*OBJECTIVE*. In how many lines does the string "Photoshop" appear? Answer with the number only.

*DATASET RECORDS*.
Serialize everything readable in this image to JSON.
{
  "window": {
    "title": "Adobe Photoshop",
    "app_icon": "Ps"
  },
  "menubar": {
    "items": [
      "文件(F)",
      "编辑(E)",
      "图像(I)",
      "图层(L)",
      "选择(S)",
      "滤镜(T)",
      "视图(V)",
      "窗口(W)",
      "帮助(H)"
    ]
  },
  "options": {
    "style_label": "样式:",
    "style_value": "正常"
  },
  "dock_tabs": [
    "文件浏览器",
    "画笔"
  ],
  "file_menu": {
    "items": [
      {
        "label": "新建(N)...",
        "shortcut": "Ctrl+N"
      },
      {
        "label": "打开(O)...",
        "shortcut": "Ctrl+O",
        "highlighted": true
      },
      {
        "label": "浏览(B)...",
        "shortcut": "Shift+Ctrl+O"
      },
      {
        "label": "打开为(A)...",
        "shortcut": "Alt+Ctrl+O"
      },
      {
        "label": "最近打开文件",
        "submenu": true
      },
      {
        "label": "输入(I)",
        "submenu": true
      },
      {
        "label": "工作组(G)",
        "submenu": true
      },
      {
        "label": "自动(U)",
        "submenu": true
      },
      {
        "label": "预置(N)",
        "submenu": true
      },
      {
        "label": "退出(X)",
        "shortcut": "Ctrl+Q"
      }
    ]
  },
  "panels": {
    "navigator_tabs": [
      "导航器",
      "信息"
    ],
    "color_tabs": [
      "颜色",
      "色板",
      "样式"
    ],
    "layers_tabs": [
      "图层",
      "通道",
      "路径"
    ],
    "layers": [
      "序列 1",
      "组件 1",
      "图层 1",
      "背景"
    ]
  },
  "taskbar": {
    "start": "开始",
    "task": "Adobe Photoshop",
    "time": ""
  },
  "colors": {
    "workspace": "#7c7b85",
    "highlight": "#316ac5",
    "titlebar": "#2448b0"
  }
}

*RESPONSE FOR THIS EXERCISE*. 2